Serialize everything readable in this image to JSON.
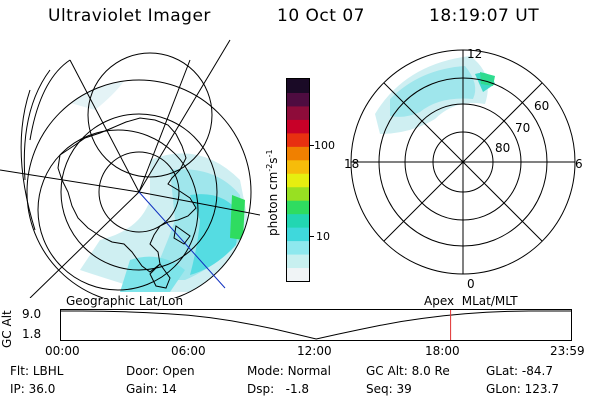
{
  "header": {
    "title": "Ultraviolet Imager",
    "date": "10 Oct 07",
    "time": "18:19:07 UT"
  },
  "colorbar": {
    "unit_label": "photon cm",
    "unit_sup1": "-2",
    "unit_mid": "s",
    "unit_sup2": "-1",
    "ticks": [
      "100",
      "10"
    ],
    "colors": [
      "#f0f4f6",
      "#c8f0f0",
      "#8ee8ee",
      "#3fd8dc",
      "#22d6b2",
      "#2fdc60",
      "#98e022",
      "#e6ee10",
      "#f6bc0a",
      "#f08000",
      "#e83010",
      "#c80028",
      "#8e0c3a",
      "#4e0c40",
      "#1a0a26"
    ]
  },
  "polar_plot": {
    "mlt_labels": {
      "top": "12",
      "left": "18",
      "right": "6",
      "bottom": "0"
    },
    "lat_labels": [
      "60",
      "70",
      "80"
    ]
  },
  "timeline": {
    "left_title": "Geographic Lat/Lon",
    "right_title": "Apex  MLat/MLT",
    "yaxis_label": "GC Alt",
    "ymax": "9.0",
    "ymin": "1.8",
    "xticks": [
      "00:00",
      "06:00",
      "12:00",
      "18:00",
      "23:59"
    ],
    "marker_time": "18:19:07",
    "altitude_profile": [
      [
        0,
        9.0
      ],
      [
        1,
        9.0
      ],
      [
        2,
        8.95
      ],
      [
        3,
        8.8
      ],
      [
        4,
        8.6
      ],
      [
        5,
        8.3
      ],
      [
        6,
        7.9
      ],
      [
        7,
        7.3
      ],
      [
        8,
        6.5
      ],
      [
        9,
        5.5
      ],
      [
        10,
        4.4
      ],
      [
        11,
        3.1
      ],
      [
        12,
        1.8
      ],
      [
        13,
        3.0
      ],
      [
        14,
        4.2
      ],
      [
        15,
        5.3
      ],
      [
        16,
        6.3
      ],
      [
        17,
        7.1
      ],
      [
        18,
        7.8
      ],
      [
        19,
        8.3
      ],
      [
        20,
        8.7
      ],
      [
        21,
        8.9
      ],
      [
        22,
        9.0
      ],
      [
        23,
        9.0
      ],
      [
        23.98,
        9.0
      ]
    ]
  },
  "info": [
    [
      {
        "label": "Flt:",
        "value": "LBHL"
      },
      {
        "label": "Door:",
        "value": "Open"
      },
      {
        "label": "Mode:",
        "value": "Normal"
      },
      {
        "label": "GC Alt:",
        "value": "8.0 Re"
      },
      {
        "label": "GLat:",
        "value": "-84.7"
      }
    ],
    [
      {
        "label": "IP:",
        "value": "36.0"
      },
      {
        "label": "Gain:",
        "value": "14"
      },
      {
        "label": "Dsp:",
        "value": "-1.8"
      },
      {
        "label": "Seq:",
        "value": "39"
      },
      {
        "label": "GLon:",
        "value": "123.7"
      }
    ]
  ]
}
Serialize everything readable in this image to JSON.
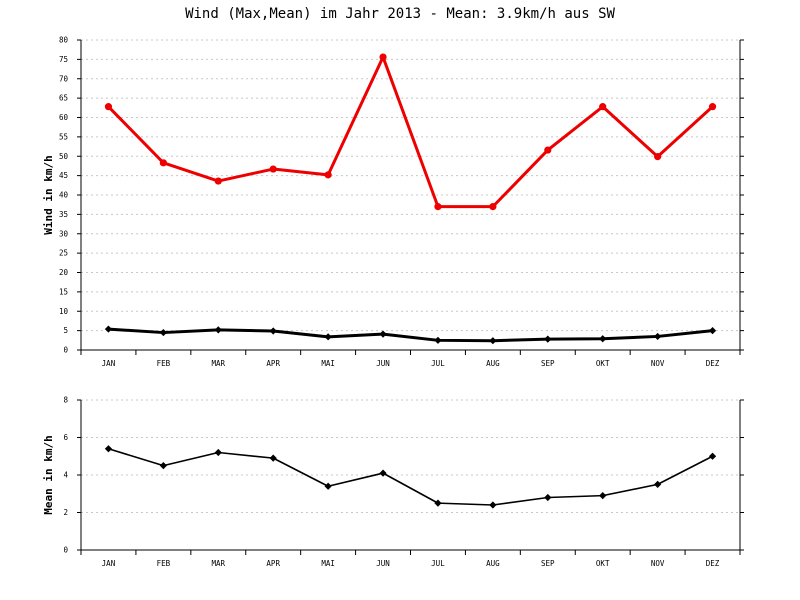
{
  "chart_data": [
    {
      "type": "line",
      "title": "Wind (Max,Mean) im Jahr 2013 - Mean: 3.9km/h aus SW",
      "ylabel": "Wind in km/h",
      "xlabel": "",
      "categories": [
        "JAN",
        "FEB",
        "MAR",
        "APR",
        "MAI",
        "JUN",
        "JUL",
        "AUG",
        "SEP",
        "OKT",
        "NOV",
        "DEZ"
      ],
      "ylim": [
        0,
        80
      ],
      "yticks": [
        0,
        5,
        10,
        15,
        20,
        25,
        30,
        35,
        40,
        45,
        50,
        55,
        60,
        65,
        70,
        75,
        80
      ],
      "grid": true,
      "series": [
        {
          "values": [
            62.8,
            48.3,
            43.6,
            46.7,
            45.2,
            75.6,
            37.0,
            37.0,
            51.6,
            62.8,
            49.9,
            62.8
          ],
          "color": "#ee0000",
          "marker": "circle"
        },
        {
          "values": [
            5.4,
            4.5,
            5.2,
            4.9,
            3.4,
            4.1,
            2.5,
            2.4,
            2.8,
            2.9,
            3.5,
            5.0
          ],
          "color": "#000000",
          "marker": "diamond"
        }
      ]
    },
    {
      "type": "line",
      "title": "",
      "ylabel": "Mean in km/h",
      "xlabel": "",
      "categories": [
        "JAN",
        "FEB",
        "MAR",
        "APR",
        "MAI",
        "JUN",
        "JUL",
        "AUG",
        "SEP",
        "OKT",
        "NOV",
        "DEZ"
      ],
      "ylim": [
        0,
        8
      ],
      "yticks": [
        0,
        2,
        4,
        6,
        8
      ],
      "grid": true,
      "series": [
        {
          "values": [
            5.4,
            4.5,
            5.2,
            4.9,
            3.4,
            4.1,
            2.5,
            2.4,
            2.8,
            2.9,
            3.5,
            5.0
          ],
          "color": "#000000",
          "marker": "diamond"
        }
      ]
    }
  ]
}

▶ TASK STATEMENT
Print out the lines exactly, skipping any picture.

▶ WRITTEN ANSWER
Serialize everything readable in this image to JSON.
{
  "header": {
    "title": "Ultraviolet Imager",
    "date": "10 Oct 07",
    "time": "18:19:07 UT"
  },
  "colorbar": {
    "unit_label": "photon cm",
    "unit_sup1": "-2",
    "unit_mid": "s",
    "unit_sup2": "-1",
    "ticks": [
      "100",
      "10"
    ],
    "colors": [
      "#f0f4f6",
      "#c8f0f0",
      "#8ee8ee",
      "#3fd8dc",
      "#22d6b2",
      "#2fdc60",
      "#98e022",
      "#e6ee10",
      "#f6bc0a",
      "#f08000",
      "#e83010",
      "#c80028",
      "#8e0c3a",
      "#4e0c40",
      "#1a0a26"
    ]
  },
  "polar_plot": {
    "mlt_labels": {
      "top": "12",
      "left": "18",
      "right": "6",
      "bottom": "0"
    },
    "lat_labels": [
      "60",
      "70",
      "80"
    ]
  },
  "timeline": {
    "left_title": "Geographic Lat/Lon",
    "right_title": "Apex  MLat/MLT",
    "yaxis_label": "GC Alt",
    "ymax": "9.0",
    "ymin": "1.8",
    "xticks": [
      "00:00",
      "06:00",
      "12:00",
      "18:00",
      "23:59"
    ],
    "marker_time": "18:19:07",
    "altitude_profile": [
      [
        0,
        9.0
      ],
      [
        1,
        9.0
      ],
      [
        2,
        8.95
      ],
      [
        3,
        8.8
      ],
      [
        4,
        8.6
      ],
      [
        5,
        8.3
      ],
      [
        6,
        7.9
      ],
      [
        7,
        7.3
      ],
      [
        8,
        6.5
      ],
      [
        9,
        5.5
      ],
      [
        10,
        4.4
      ],
      [
        11,
        3.1
      ],
      [
        12,
        1.8
      ],
      [
        13,
        3.0
      ],
      [
        14,
        4.2
      ],
      [
        15,
        5.3
      ],
      [
        16,
        6.3
      ],
      [
        17,
        7.1
      ],
      [
        18,
        7.8
      ],
      [
        19,
        8.3
      ],
      [
        20,
        8.7
      ],
      [
        21,
        8.9
      ],
      [
        22,
        9.0
      ],
      [
        23,
        9.0
      ],
      [
        23.98,
        9.0
      ]
    ]
  },
  "info": [
    [
      {
        "label": "Flt:",
        "value": "LBHL"
      },
      {
        "label": "Door:",
        "value": "Open"
      },
      {
        "label": "Mode:",
        "value": "Normal"
      },
      {
        "label": "GC Alt:",
        "value": "8.0 Re"
      },
      {
        "label": "GLat:",
        "value": "-84.7"
      }
    ],
    [
      {
        "label": "IP:",
        "value": "36.0"
      },
      {
        "label": "Gain:",
        "value": "14"
      },
      {
        "label": "Dsp:",
        "value": "-1.8"
      },
      {
        "label": "Seq:",
        "value": "39"
      },
      {
        "label": "GLon:",
        "value": "123.7"
      }
    ]
  ]
}
Serialize everything readable in this image to JSON.
{
  "chart_data": [
    {
      "type": "line",
      "title": "Wind (Max,Mean) im Jahr 2013 - Mean: 3.9km/h aus SW",
      "ylabel": "Wind in km/h",
      "xlabel": "",
      "categories": [
        "JAN",
        "FEB",
        "MAR",
        "APR",
        "MAI",
        "JUN",
        "JUL",
        "AUG",
        "SEP",
        "OKT",
        "NOV",
        "DEZ"
      ],
      "ylim": [
        0,
        80
      ],
      "yticks": [
        0,
        5,
        10,
        15,
        20,
        25,
        30,
        35,
        40,
        45,
        50,
        55,
        60,
        65,
        70,
        75,
        80
      ],
      "grid": true,
      "series": [
        {
          "values": [
            62.8,
            48.3,
            43.6,
            46.7,
            45.2,
            75.6,
            37.0,
            37.0,
            51.6,
            62.8,
            49.9,
            62.8
          ],
          "color": "#ee0000",
          "marker": "circle"
        },
        {
          "values": [
            5.4,
            4.5,
            5.2,
            4.9,
            3.4,
            4.1,
            2.5,
            2.4,
            2.8,
            2.9,
            3.5,
            5.0
          ],
          "color": "#000000",
          "marker": "diamond"
        }
      ]
    },
    {
      "type": "line",
      "title": "",
      "ylabel": "Mean in km/h",
      "xlabel": "",
      "categories": [
        "JAN",
        "FEB",
        "MAR",
        "APR",
        "MAI",
        "JUN",
        "JUL",
        "AUG",
        "SEP",
        "OKT",
        "NOV",
        "DEZ"
      ],
      "ylim": [
        0,
        8
      ],
      "yticks": [
        0,
        2,
        4,
        6,
        8
      ],
      "grid": true,
      "series": [
        {
          "values": [
            5.4,
            4.5,
            5.2,
            4.9,
            3.4,
            4.1,
            2.5,
            2.4,
            2.8,
            2.9,
            3.5,
            5.0
          ],
          "color": "#000000",
          "marker": "diamond"
        }
      ]
    }
  ]
}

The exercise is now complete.